Stored data
-- BEGIN --
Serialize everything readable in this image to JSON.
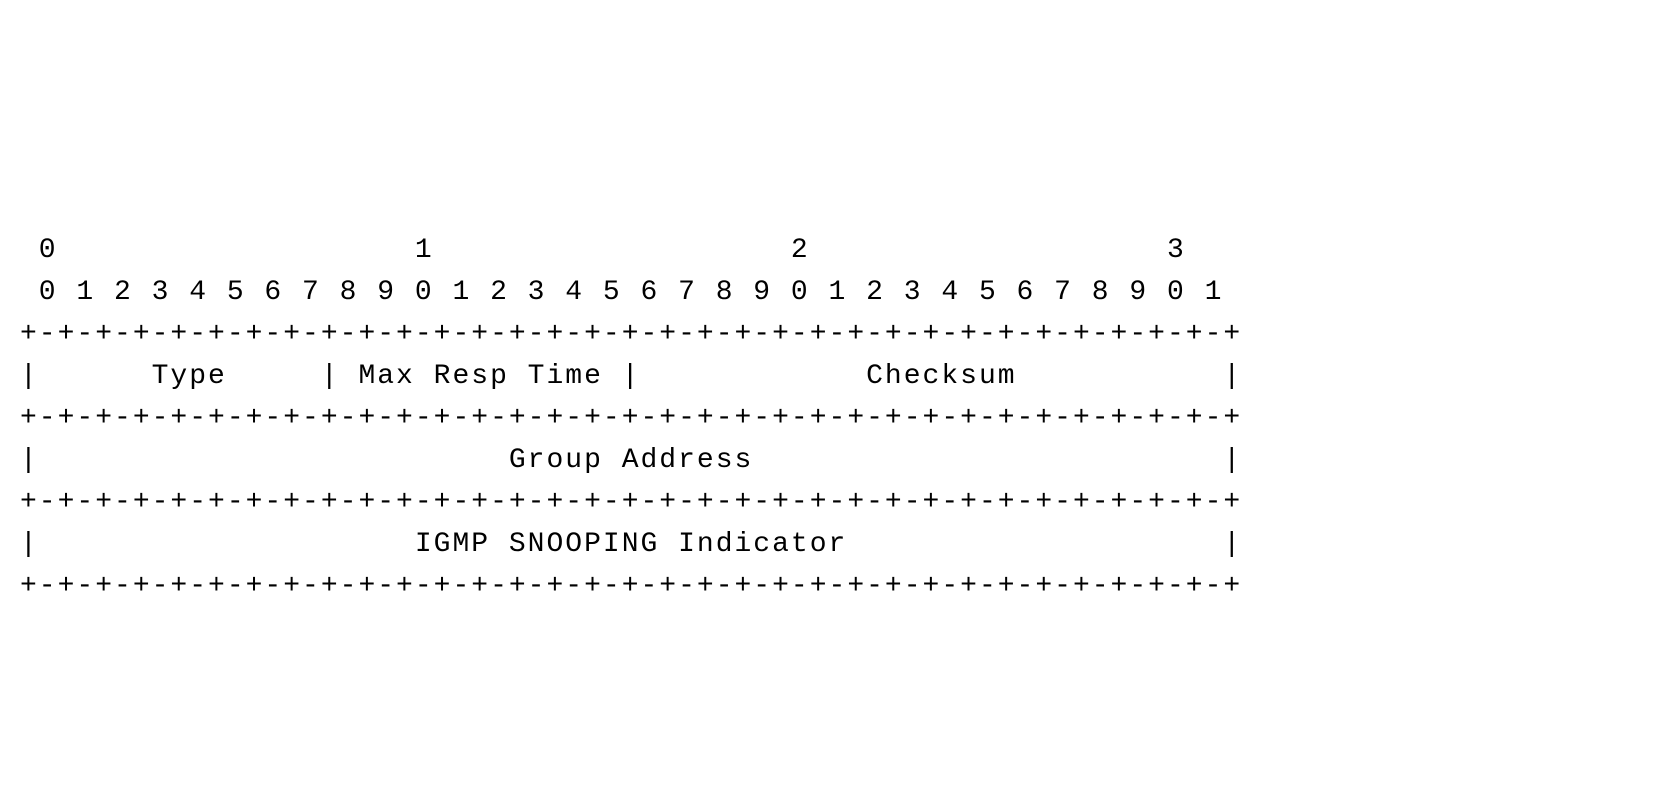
{
  "diagram": {
    "bit_ruler_tens": " 0                   1                   2                   3",
    "bit_ruler_units": " 0 1 2 3 4 5 6 7 8 9 0 1 2 3 4 5 6 7 8 9 0 1 2 3 4 5 6 7 8 9 0 1",
    "border": "+-+-+-+-+-+-+-+-+-+-+-+-+-+-+-+-+-+-+-+-+-+-+-+-+-+-+-+-+-+-+-+-+",
    "row1": "|      Type     | Max Resp Time |            Checksum           |",
    "row2": "|                         Group Address                         |",
    "row3": "|                    IGMP SNOOPING Indicator                    |"
  },
  "fields": {
    "type": {
      "label": "Type",
      "bits_start": 0,
      "bits_end": 7
    },
    "max_resp_time": {
      "label": "Max Resp Time",
      "bits_start": 8,
      "bits_end": 15
    },
    "checksum": {
      "label": "Checksum",
      "bits_start": 16,
      "bits_end": 31
    },
    "group_address": {
      "label": "Group Address",
      "bits_start": 0,
      "bits_end": 31
    },
    "igmp_snooping": {
      "label": "IGMP SNOOPING Indicator",
      "bits_start": 0,
      "bits_end": 31
    }
  }
}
-- END --
_DIRECTIONS FOR THIS TASK_
Print the records above exactly as they stand, but leave out the pictures.

_THE ANSWER_
Serialize everything readable in this image to JSON.
{
  "diagram": {
    "bit_ruler_tens": " 0                   1                   2                   3",
    "bit_ruler_units": " 0 1 2 3 4 5 6 7 8 9 0 1 2 3 4 5 6 7 8 9 0 1 2 3 4 5 6 7 8 9 0 1",
    "border": "+-+-+-+-+-+-+-+-+-+-+-+-+-+-+-+-+-+-+-+-+-+-+-+-+-+-+-+-+-+-+-+-+",
    "row1": "|      Type     | Max Resp Time |            Checksum           |",
    "row2": "|                         Group Address                         |",
    "row3": "|                    IGMP SNOOPING Indicator                    |"
  },
  "fields": {
    "type": {
      "label": "Type",
      "bits_start": 0,
      "bits_end": 7
    },
    "max_resp_time": {
      "label": "Max Resp Time",
      "bits_start": 8,
      "bits_end": 15
    },
    "checksum": {
      "label": "Checksum",
      "bits_start": 16,
      "bits_end": 31
    },
    "group_address": {
      "label": "Group Address",
      "bits_start": 0,
      "bits_end": 31
    },
    "igmp_snooping": {
      "label": "IGMP SNOOPING Indicator",
      "bits_start": 0,
      "bits_end": 31
    }
  }
}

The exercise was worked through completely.